Brief => The line containing "Output the underlying" marks where to begin; quote it and every line after it through the end of the data, exactly as written.

Data rows =>
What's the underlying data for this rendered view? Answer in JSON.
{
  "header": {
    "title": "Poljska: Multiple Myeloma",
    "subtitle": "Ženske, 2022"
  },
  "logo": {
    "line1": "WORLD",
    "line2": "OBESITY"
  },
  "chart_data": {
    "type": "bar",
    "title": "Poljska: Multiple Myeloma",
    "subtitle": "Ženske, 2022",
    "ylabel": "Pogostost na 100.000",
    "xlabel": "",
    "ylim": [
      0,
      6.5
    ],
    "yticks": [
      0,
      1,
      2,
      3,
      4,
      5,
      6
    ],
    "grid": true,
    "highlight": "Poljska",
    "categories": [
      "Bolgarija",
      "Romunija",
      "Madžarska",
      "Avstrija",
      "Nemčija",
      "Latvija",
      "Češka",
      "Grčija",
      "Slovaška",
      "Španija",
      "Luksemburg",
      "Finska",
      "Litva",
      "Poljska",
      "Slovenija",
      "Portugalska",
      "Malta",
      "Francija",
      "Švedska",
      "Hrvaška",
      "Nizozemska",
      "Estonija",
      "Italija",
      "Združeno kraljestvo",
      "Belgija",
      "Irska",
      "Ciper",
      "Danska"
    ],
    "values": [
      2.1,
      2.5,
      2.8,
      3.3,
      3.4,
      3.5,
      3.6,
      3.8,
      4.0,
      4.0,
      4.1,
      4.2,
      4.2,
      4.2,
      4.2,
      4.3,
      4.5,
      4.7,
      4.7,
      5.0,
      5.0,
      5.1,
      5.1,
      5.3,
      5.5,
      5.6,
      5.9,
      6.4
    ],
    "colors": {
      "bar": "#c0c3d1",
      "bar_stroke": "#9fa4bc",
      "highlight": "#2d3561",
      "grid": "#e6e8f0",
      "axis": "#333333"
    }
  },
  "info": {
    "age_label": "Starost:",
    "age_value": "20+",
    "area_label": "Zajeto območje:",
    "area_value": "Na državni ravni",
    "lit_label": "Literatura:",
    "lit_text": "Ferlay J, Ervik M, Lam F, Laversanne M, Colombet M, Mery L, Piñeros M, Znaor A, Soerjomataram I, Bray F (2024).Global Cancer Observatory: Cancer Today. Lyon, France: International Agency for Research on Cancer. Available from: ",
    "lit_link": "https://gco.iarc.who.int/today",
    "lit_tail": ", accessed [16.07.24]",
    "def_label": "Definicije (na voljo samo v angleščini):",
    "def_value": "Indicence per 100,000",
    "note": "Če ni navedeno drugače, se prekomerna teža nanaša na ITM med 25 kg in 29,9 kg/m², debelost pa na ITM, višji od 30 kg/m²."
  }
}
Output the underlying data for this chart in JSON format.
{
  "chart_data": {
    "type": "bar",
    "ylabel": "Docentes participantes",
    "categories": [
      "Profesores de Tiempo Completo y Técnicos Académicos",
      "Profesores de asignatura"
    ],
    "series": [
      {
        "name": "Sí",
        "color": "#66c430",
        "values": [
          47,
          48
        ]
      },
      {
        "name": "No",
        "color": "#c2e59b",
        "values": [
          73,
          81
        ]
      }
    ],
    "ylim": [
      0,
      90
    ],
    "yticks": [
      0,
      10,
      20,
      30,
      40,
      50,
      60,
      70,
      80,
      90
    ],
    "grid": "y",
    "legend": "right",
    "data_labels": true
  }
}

Written solution =>
Output the underlying data for this chart in JSON format.
{
  "chart_data": {
    "type": "bar",
    "ylabel": "Docentes participantes",
    "categories": [
      "Profesores de Tiempo Completo y Técnicos Académicos",
      "Profesores de asignatura"
    ],
    "series": [
      {
        "name": "Sí",
        "color": "#66c430",
        "values": [
          47,
          48
        ]
      },
      {
        "name": "No",
        "color": "#c2e59b",
        "values": [
          73,
          81
        ]
      }
    ],
    "ylim": [
      0,
      90
    ],
    "yticks": [
      0,
      10,
      20,
      30,
      40,
      50,
      60,
      70,
      80,
      90
    ],
    "grid": "y",
    "legend": "right",
    "data_labels": true
  }
}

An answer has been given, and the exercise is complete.